### Exercise input:

━━━

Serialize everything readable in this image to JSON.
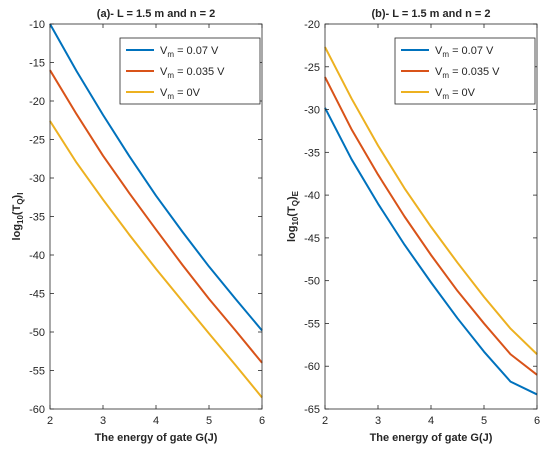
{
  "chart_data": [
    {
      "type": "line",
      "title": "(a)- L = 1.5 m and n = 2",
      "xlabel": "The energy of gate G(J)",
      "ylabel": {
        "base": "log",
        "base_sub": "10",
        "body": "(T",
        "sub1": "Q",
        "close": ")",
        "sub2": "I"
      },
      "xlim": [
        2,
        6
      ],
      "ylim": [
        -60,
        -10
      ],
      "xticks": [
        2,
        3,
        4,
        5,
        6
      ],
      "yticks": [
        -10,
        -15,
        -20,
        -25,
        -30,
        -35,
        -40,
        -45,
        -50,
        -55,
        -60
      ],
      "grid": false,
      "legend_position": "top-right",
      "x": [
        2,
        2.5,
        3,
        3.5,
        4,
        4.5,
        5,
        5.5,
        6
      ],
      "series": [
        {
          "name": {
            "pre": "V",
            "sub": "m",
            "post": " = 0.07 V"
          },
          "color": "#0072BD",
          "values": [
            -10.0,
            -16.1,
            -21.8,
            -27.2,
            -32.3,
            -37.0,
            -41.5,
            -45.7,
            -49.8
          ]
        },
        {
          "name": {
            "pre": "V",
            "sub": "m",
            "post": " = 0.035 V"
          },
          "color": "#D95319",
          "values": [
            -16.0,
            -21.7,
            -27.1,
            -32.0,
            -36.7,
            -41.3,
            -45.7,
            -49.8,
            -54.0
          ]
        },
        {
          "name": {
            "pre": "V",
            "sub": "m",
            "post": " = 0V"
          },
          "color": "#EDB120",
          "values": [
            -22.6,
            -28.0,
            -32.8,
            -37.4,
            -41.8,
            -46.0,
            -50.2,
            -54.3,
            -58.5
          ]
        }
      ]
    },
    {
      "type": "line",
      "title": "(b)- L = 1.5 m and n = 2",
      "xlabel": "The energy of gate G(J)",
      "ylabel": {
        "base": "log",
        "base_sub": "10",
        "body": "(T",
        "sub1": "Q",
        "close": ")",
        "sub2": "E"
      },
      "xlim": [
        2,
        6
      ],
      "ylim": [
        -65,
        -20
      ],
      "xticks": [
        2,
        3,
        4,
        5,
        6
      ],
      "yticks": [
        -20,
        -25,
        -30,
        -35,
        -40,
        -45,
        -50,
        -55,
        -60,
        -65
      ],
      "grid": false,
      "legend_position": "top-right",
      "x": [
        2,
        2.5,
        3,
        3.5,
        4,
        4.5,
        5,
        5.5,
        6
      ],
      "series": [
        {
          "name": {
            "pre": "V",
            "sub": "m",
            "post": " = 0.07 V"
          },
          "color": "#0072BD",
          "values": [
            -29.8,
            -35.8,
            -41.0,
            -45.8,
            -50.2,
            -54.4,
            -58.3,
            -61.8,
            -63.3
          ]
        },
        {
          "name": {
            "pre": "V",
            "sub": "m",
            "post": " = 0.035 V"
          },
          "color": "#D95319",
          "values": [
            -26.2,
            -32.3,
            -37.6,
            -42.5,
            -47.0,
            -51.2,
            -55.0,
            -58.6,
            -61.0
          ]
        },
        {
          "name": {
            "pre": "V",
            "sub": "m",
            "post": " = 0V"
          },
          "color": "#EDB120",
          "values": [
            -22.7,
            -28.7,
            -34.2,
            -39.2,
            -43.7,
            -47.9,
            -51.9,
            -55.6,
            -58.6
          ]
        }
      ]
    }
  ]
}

━━━

### What is required:
Write out the full listing verbatim, excluding its pictures.

### Answer for this exercise:
Serialize everything readable in this image to JSON.
{
  "chart_data": [
    {
      "type": "line",
      "title": "(a)- L = 1.5 m and n = 2",
      "xlabel": "The energy of gate G(J)",
      "ylabel": {
        "base": "log",
        "base_sub": "10",
        "body": "(T",
        "sub1": "Q",
        "close": ")",
        "sub2": "I"
      },
      "xlim": [
        2,
        6
      ],
      "ylim": [
        -60,
        -10
      ],
      "xticks": [
        2,
        3,
        4,
        5,
        6
      ],
      "yticks": [
        -10,
        -15,
        -20,
        -25,
        -30,
        -35,
        -40,
        -45,
        -50,
        -55,
        -60
      ],
      "grid": false,
      "legend_position": "top-right",
      "x": [
        2,
        2.5,
        3,
        3.5,
        4,
        4.5,
        5,
        5.5,
        6
      ],
      "series": [
        {
          "name": {
            "pre": "V",
            "sub": "m",
            "post": " = 0.07 V"
          },
          "color": "#0072BD",
          "values": [
            -10.0,
            -16.1,
            -21.8,
            -27.2,
            -32.3,
            -37.0,
            -41.5,
            -45.7,
            -49.8
          ]
        },
        {
          "name": {
            "pre": "V",
            "sub": "m",
            "post": " = 0.035 V"
          },
          "color": "#D95319",
          "values": [
            -16.0,
            -21.7,
            -27.1,
            -32.0,
            -36.7,
            -41.3,
            -45.7,
            -49.8,
            -54.0
          ]
        },
        {
          "name": {
            "pre": "V",
            "sub": "m",
            "post": " = 0V"
          },
          "color": "#EDB120",
          "values": [
            -22.6,
            -28.0,
            -32.8,
            -37.4,
            -41.8,
            -46.0,
            -50.2,
            -54.3,
            -58.5
          ]
        }
      ]
    },
    {
      "type": "line",
      "title": "(b)- L = 1.5 m and n = 2",
      "xlabel": "The energy of gate G(J)",
      "ylabel": {
        "base": "log",
        "base_sub": "10",
        "body": "(T",
        "sub1": "Q",
        "close": ")",
        "sub2": "E"
      },
      "xlim": [
        2,
        6
      ],
      "ylim": [
        -65,
        -20
      ],
      "xticks": [
        2,
        3,
        4,
        5,
        6
      ],
      "yticks": [
        -20,
        -25,
        -30,
        -35,
        -40,
        -45,
        -50,
        -55,
        -60,
        -65
      ],
      "grid": false,
      "legend_position": "top-right",
      "x": [
        2,
        2.5,
        3,
        3.5,
        4,
        4.5,
        5,
        5.5,
        6
      ],
      "series": [
        {
          "name": {
            "pre": "V",
            "sub": "m",
            "post": " = 0.07 V"
          },
          "color": "#0072BD",
          "values": [
            -29.8,
            -35.8,
            -41.0,
            -45.8,
            -50.2,
            -54.4,
            -58.3,
            -61.8,
            -63.3
          ]
        },
        {
          "name": {
            "pre": "V",
            "sub": "m",
            "post": " = 0.035 V"
          },
          "color": "#D95319",
          "values": [
            -26.2,
            -32.3,
            -37.6,
            -42.5,
            -47.0,
            -51.2,
            -55.0,
            -58.6,
            -61.0
          ]
        },
        {
          "name": {
            "pre": "V",
            "sub": "m",
            "post": " = 0V"
          },
          "color": "#EDB120",
          "values": [
            -22.7,
            -28.7,
            -34.2,
            -39.2,
            -43.7,
            -47.9,
            -51.9,
            -55.6,
            -58.6
          ]
        }
      ]
    }
  ]
}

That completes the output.